Annotated listings of elements
---
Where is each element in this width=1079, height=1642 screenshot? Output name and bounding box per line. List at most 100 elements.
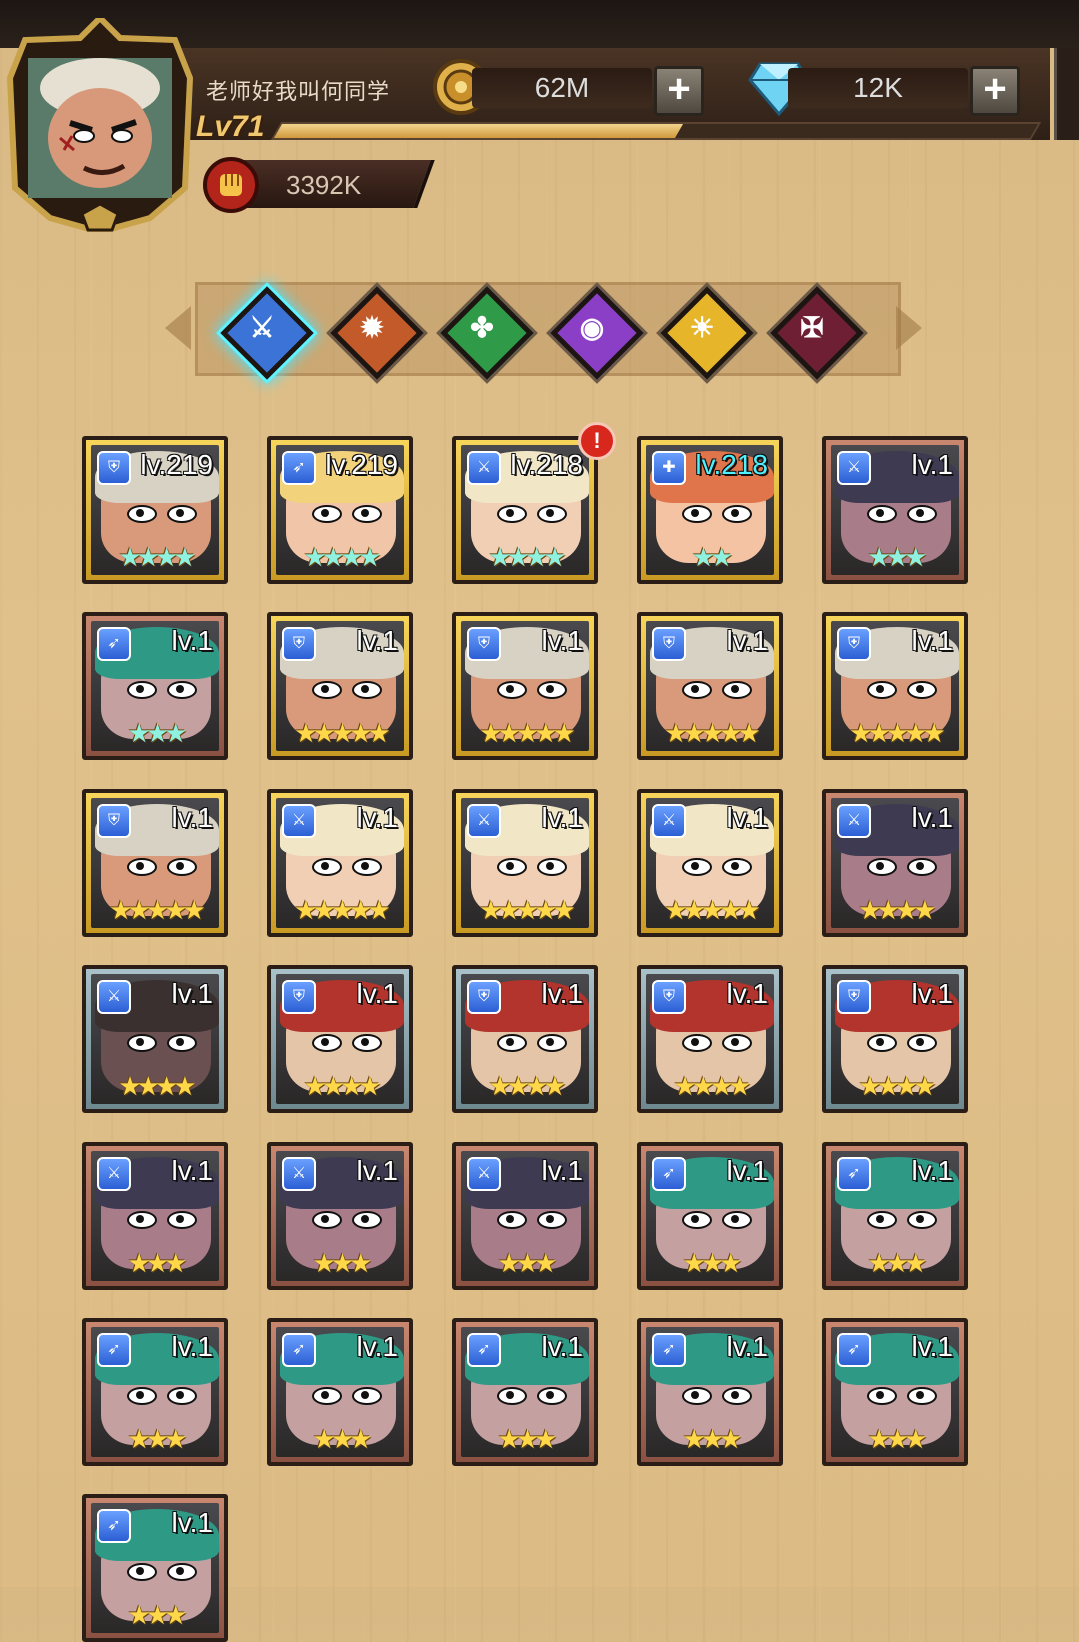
shield-class-icon: ⛨ xyxy=(282,627,316,662)
hero-portrait: ⚔ lv.1 ★★★★★ xyxy=(646,797,774,928)
prev-arrow-icon[interactable] xyxy=(165,306,191,350)
hero-stars: ★★★★ xyxy=(118,1071,196,1102)
hero-pupil xyxy=(506,685,514,694)
hero-card[interactable]: ⛨ lv.1 ★★★★★ xyxy=(637,612,783,761)
hero-stars: ★★★ xyxy=(127,718,188,749)
player-avatar[interactable] xyxy=(0,13,200,236)
hero-card[interactable]: ⛨ lv.1 ★★★★ xyxy=(637,965,783,1114)
hero-level: lv.1 xyxy=(726,625,769,657)
faction-filter-bar: ⚔ ✹ ✤ ◉ ☀ ✠ xyxy=(165,280,922,380)
hero-card[interactable]: ⚔ lv.1 ★★★★★ xyxy=(267,788,413,937)
hero-level: lv.1 xyxy=(911,978,954,1010)
hero-eye xyxy=(867,505,897,523)
hero-level: lv.1 xyxy=(171,1154,214,1186)
hero-card[interactable]: ⛨ lv.1 ★★★★★ xyxy=(267,612,413,761)
hero-stars: ★★★★★ xyxy=(849,718,946,749)
hero-eye xyxy=(167,857,197,876)
faction-tab-4[interactable]: ◉ xyxy=(550,286,644,380)
hero-card[interactable]: ➶ lv.1 ★★★ xyxy=(822,1318,968,1466)
hero-stars: ★★ xyxy=(691,542,734,572)
hero-portrait: ⚔ lv.1 ★★★ xyxy=(91,1150,219,1281)
hero-card[interactable]: ⛨ lv.1 ★★★★ xyxy=(452,965,598,1114)
hero-pupil xyxy=(731,861,739,870)
add-gold-button[interactable]: + xyxy=(654,66,704,116)
hero-card[interactable]: ➶ lv.1 ★★★ xyxy=(822,1141,968,1290)
hero-eye xyxy=(722,505,752,523)
hero-pupil xyxy=(176,1038,184,1047)
hero-level: lv.1 xyxy=(356,801,399,833)
hero-card[interactable]: ⛨ lv.1 ★★★★ xyxy=(822,965,968,1114)
orc-faction-icon: ✹ xyxy=(360,312,384,343)
hero-level: lv.1 xyxy=(171,1331,214,1362)
gold-amount: 62M xyxy=(472,68,652,108)
bow-class-icon: ➶ xyxy=(97,627,131,662)
hero-pupil xyxy=(321,861,329,870)
bow-class-icon: ➶ xyxy=(97,1333,131,1367)
hero-pupil xyxy=(546,861,554,870)
bow-class-icon: ➶ xyxy=(837,1333,871,1367)
hero-card[interactable]: ⚔ lv.1 ★★★★★ xyxy=(637,788,783,937)
hero-level: lv.1 xyxy=(541,801,584,833)
hero-card[interactable]: ⚔ lv.1 ★★★ xyxy=(82,1141,228,1290)
faction-tab-1[interactable]: ⚔ xyxy=(220,286,314,380)
hero-card[interactable]: ➶ lv.219 ★★★★ xyxy=(267,436,413,584)
hero-card[interactable]: ⛨ lv.219 ★★★★ xyxy=(82,436,228,584)
next-arrow-icon[interactable] xyxy=(896,306,922,350)
hero-card[interactable]: ⛨ lv.1 ★★★★★ xyxy=(822,612,968,761)
add-diamond-button[interactable]: + xyxy=(970,66,1020,116)
hero-card[interactable]: ➶ lv.1 ★★★ xyxy=(82,1494,228,1642)
bow-class-icon: ➶ xyxy=(652,1333,686,1367)
xp-fill xyxy=(273,124,683,138)
hero-stars: ★★★★★ xyxy=(294,718,391,749)
hero-card[interactable]: ⛨ lv.1 ★★★★ xyxy=(267,965,413,1114)
hero-level: lv.1 xyxy=(171,1507,214,1539)
faction-tab-2[interactable]: ✹ xyxy=(330,286,424,380)
hero-card[interactable]: ➶ lv.1 ★★★ xyxy=(452,1318,598,1466)
hero-card[interactable]: ➶ lv.1 ★★★ xyxy=(637,1141,783,1290)
hero-pupil xyxy=(321,1391,329,1399)
hero-card[interactable]: ✚ lv.218 ★★ xyxy=(637,436,783,584)
hero-stars: ★★★★★ xyxy=(479,894,576,925)
sword-class-icon: ⚔ xyxy=(837,803,871,838)
hero-card[interactable]: ⚔ lv.1 ★★★★★ xyxy=(452,788,598,937)
hero-pupil xyxy=(876,861,884,870)
faction-tab-5[interactable]: ☀ xyxy=(660,286,754,380)
hero-card[interactable]: ⚔ lv.1 ★★★★ xyxy=(82,965,228,1114)
hero-stars: ★★★★★ xyxy=(294,894,391,925)
faction-tab-6[interactable]: ✠ xyxy=(770,286,864,380)
hero-level: lv.1 xyxy=(911,1154,954,1186)
hero-portrait: ➶ lv.1 ★★★ xyxy=(831,1327,959,1457)
hero-level: lv.1 xyxy=(541,978,584,1010)
hero-pupil xyxy=(361,685,369,694)
hero-stars: ★★★★ xyxy=(118,542,196,572)
hero-level: lv.1 xyxy=(726,1331,769,1362)
hero-card[interactable]: ⛨ lv.1 ★★★★★ xyxy=(82,788,228,937)
hero-pupil xyxy=(136,1567,144,1576)
faction-tab-3[interactable]: ✤ xyxy=(440,286,534,380)
hero-eye xyxy=(127,505,157,523)
hero-card[interactable]: ⚔ lv.218 ★★★★ xyxy=(452,436,598,584)
hero-card[interactable]: ➶ lv.1 ★★★ xyxy=(82,1318,228,1466)
hero-stars: ★★★★★ xyxy=(664,894,761,925)
hero-eye xyxy=(352,1387,382,1405)
hero-eye xyxy=(497,857,527,876)
hero-card[interactable]: ➶ lv.1 ★★★ xyxy=(637,1318,783,1466)
hero-portrait: ⚔ lv.1 ★★★ xyxy=(461,1150,589,1281)
hero-stars: ★★★★ xyxy=(488,1071,566,1102)
hero-card[interactable]: ⚔ lv.1 ★★★ xyxy=(452,1141,598,1290)
hero-eye xyxy=(867,857,897,876)
player-name: 老师好我叫何同学 xyxy=(206,80,391,105)
hero-card[interactable]: ➶ lv.1 ★★★ xyxy=(267,1318,413,1466)
nature-faction-icon: ✤ xyxy=(470,312,494,343)
sword-class-icon: ⚔ xyxy=(282,803,316,838)
hero-card[interactable]: ⛨ lv.1 ★★★★★ xyxy=(452,612,598,761)
hero-card[interactable]: ⚔ lv.1 ★★★ xyxy=(267,1141,413,1290)
hero-stars: ★★★★★ xyxy=(109,894,206,925)
hero-portrait: ⛨ lv.1 ★★★★ xyxy=(461,974,589,1105)
hero-card[interactable]: ⚔ lv.1 ★★★ xyxy=(822,436,968,584)
hero-eye xyxy=(312,857,342,876)
hero-card[interactable]: ➶ lv.1 ★★★ xyxy=(82,612,228,761)
hero-portrait: ➶ lv.1 ★★★ xyxy=(91,621,219,752)
alert-badge-icon: ! xyxy=(578,422,616,460)
hero-card[interactable]: ⚔ lv.1 ★★★★ xyxy=(822,788,968,937)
---
Reproduce every line of the data above without any changes, and leave the pictures out of your answer.

Where is each element in this width=1079, height=1642 screenshot? Output name and bounding box per line. List at most 100 elements.
shield-class-icon: ⛨ xyxy=(282,627,316,662)
hero-portrait: ⚔ lv.1 ★★★★★ xyxy=(646,797,774,928)
prev-arrow-icon[interactable] xyxy=(165,306,191,350)
hero-stars: ★★★★ xyxy=(118,1071,196,1102)
hero-pupil xyxy=(506,685,514,694)
hero-card[interactable]: ⛨ lv.1 ★★★★★ xyxy=(637,612,783,761)
hero-stars: ★★★ xyxy=(127,718,188,749)
player-avatar[interactable] xyxy=(0,13,200,236)
hero-card[interactable]: ⛨ lv.1 ★★★★ xyxy=(637,965,783,1114)
hero-level: lv.1 xyxy=(726,625,769,657)
faction-filter-bar: ⚔ ✹ ✤ ◉ ☀ ✠ xyxy=(165,280,922,380)
hero-card[interactable]: ⚔ lv.1 ★★★★★ xyxy=(267,788,413,937)
hero-level: lv.1 xyxy=(911,978,954,1010)
hero-eye xyxy=(867,505,897,523)
hero-level: lv.1 xyxy=(171,1154,214,1186)
hero-card[interactable]: ⛨ lv.1 ★★★★★ xyxy=(267,612,413,761)
hero-stars: ★★★★★ xyxy=(849,718,946,749)
hero-eye xyxy=(167,857,197,876)
faction-tab-4[interactable]: ◉ xyxy=(550,286,644,380)
hero-card[interactable]: ➶ lv.1 ★★★ xyxy=(822,1318,968,1466)
hero-stars: ★★ xyxy=(691,542,734,572)
hero-portrait: ⚔ lv.1 ★★★ xyxy=(91,1150,219,1281)
hero-card[interactable]: ⛨ lv.1 ★★★★ xyxy=(452,965,598,1114)
hero-pupil xyxy=(731,861,739,870)
add-gold-button[interactable]: + xyxy=(654,66,704,116)
hero-card[interactable]: ➶ lv.1 ★★★ xyxy=(822,1141,968,1290)
hero-eye xyxy=(722,505,752,523)
hero-pupil xyxy=(176,1038,184,1047)
hero-level: lv.1 xyxy=(356,801,399,833)
hero-card[interactable]: ⛨ lv.1 ★★★★ xyxy=(822,965,968,1114)
orc-faction-icon: ✹ xyxy=(360,312,384,343)
hero-level: lv.1 xyxy=(171,1331,214,1362)
gold-amount: 62M xyxy=(472,68,652,108)
bow-class-icon: ➶ xyxy=(97,627,131,662)
hero-pupil xyxy=(321,861,329,870)
bow-class-icon: ➶ xyxy=(97,1333,131,1367)
hero-pupil xyxy=(546,861,554,870)
bow-class-icon: ➶ xyxy=(837,1333,871,1367)
hero-card[interactable]: ⚔ lv.1 ★★★★★ xyxy=(637,788,783,937)
hero-level: lv.1 xyxy=(541,801,584,833)
hero-card[interactable]: ⚔ lv.1 ★★★ xyxy=(82,1141,228,1290)
faction-tab-1[interactable]: ⚔ xyxy=(220,286,314,380)
hero-card[interactable]: ➶ lv.219 ★★★★ xyxy=(267,436,413,584)
hero-card[interactable]: ⛨ lv.219 ★★★★ xyxy=(82,436,228,584)
next-arrow-icon[interactable] xyxy=(896,306,922,350)
hero-card[interactable]: ⛨ lv.1 ★★★★★ xyxy=(822,612,968,761)
add-diamond-button[interactable]: + xyxy=(970,66,1020,116)
hero-card[interactable]: ➶ lv.1 ★★★ xyxy=(82,1494,228,1642)
bow-class-icon: ➶ xyxy=(652,1333,686,1367)
xp-fill xyxy=(273,124,683,138)
hero-stars: ★★★★★ xyxy=(294,718,391,749)
hero-card[interactable]: ⛨ lv.1 ★★★★ xyxy=(267,965,413,1114)
hero-level: lv.1 xyxy=(171,1507,214,1539)
faction-tab-2[interactable]: ✹ xyxy=(330,286,424,380)
hero-card[interactable]: ➶ lv.1 ★★★ xyxy=(452,1318,598,1466)
hero-card[interactable]: ➶ lv.1 ★★★ xyxy=(637,1141,783,1290)
hero-pupil xyxy=(321,1391,329,1399)
hero-card[interactable]: ✚ lv.218 ★★ xyxy=(637,436,783,584)
hero-stars: ★★★★★ xyxy=(479,894,576,925)
sword-class-icon: ⚔ xyxy=(837,803,871,838)
hero-card[interactable]: ⚔ lv.1 ★★★★★ xyxy=(452,788,598,937)
hero-pupil xyxy=(876,861,884,870)
faction-tab-5[interactable]: ☀ xyxy=(660,286,754,380)
hero-card[interactable]: ⚔ lv.1 ★★★★ xyxy=(82,965,228,1114)
hero-stars: ★★★★★ xyxy=(294,894,391,925)
faction-tab-6[interactable]: ✠ xyxy=(770,286,864,380)
hero-level: lv.1 xyxy=(911,1154,954,1186)
hero-portrait: ➶ lv.1 ★★★ xyxy=(831,1327,959,1457)
hero-level: lv.1 xyxy=(541,978,584,1010)
hero-pupil xyxy=(361,685,369,694)
hero-stars: ★★★★ xyxy=(118,542,196,572)
hero-level: lv.1 xyxy=(726,1331,769,1362)
hero-card[interactable]: ⛨ lv.1 ★★★★★ xyxy=(82,788,228,937)
hero-pupil xyxy=(136,1567,144,1576)
faction-tab-3[interactable]: ✤ xyxy=(440,286,534,380)
hero-eye xyxy=(127,505,157,523)
hero-card[interactable]: ⚔ lv.218 ★★★★ xyxy=(452,436,598,584)
hero-card[interactable]: ➶ lv.1 ★★★ xyxy=(82,1318,228,1466)
hero-stars: ★★★★★ xyxy=(664,894,761,925)
hero-eye xyxy=(352,1387,382,1405)
hero-eye xyxy=(497,857,527,876)
hero-card[interactable]: ➶ lv.1 ★★★ xyxy=(637,1318,783,1466)
hero-portrait: ⚔ lv.1 ★★★ xyxy=(461,1150,589,1281)
hero-stars: ★★★★ xyxy=(488,1071,566,1102)
hero-card[interactable]: ⚔ lv.1 ★★★ xyxy=(452,1141,598,1290)
hero-eye xyxy=(867,857,897,876)
player-name: 老师好我叫何同学 xyxy=(206,80,391,105)
hero-card[interactable]: ➶ lv.1 ★★★ xyxy=(267,1318,413,1466)
nature-faction-icon: ✤ xyxy=(470,312,494,343)
sword-class-icon: ⚔ xyxy=(282,803,316,838)
hero-card[interactable]: ⛨ lv.1 ★★★★★ xyxy=(452,612,598,761)
hero-card[interactable]: ⚔ lv.1 ★★★ xyxy=(267,1141,413,1290)
hero-stars: ★★★★★ xyxy=(109,894,206,925)
hero-portrait: ⛨ lv.1 ★★★★ xyxy=(461,974,589,1105)
hero-card[interactable]: ⚔ lv.1 ★★★ xyxy=(822,436,968,584)
hero-eye xyxy=(312,857,342,876)
hero-card[interactable]: ➶ lv.1 ★★★ xyxy=(82,612,228,761)
hero-portrait: ➶ lv.1 ★★★ xyxy=(91,621,219,752)
alert-badge-icon: ! xyxy=(578,422,616,460)
hero-card[interactable]: ⚔ lv.1 ★★★★ xyxy=(822,788,968,937)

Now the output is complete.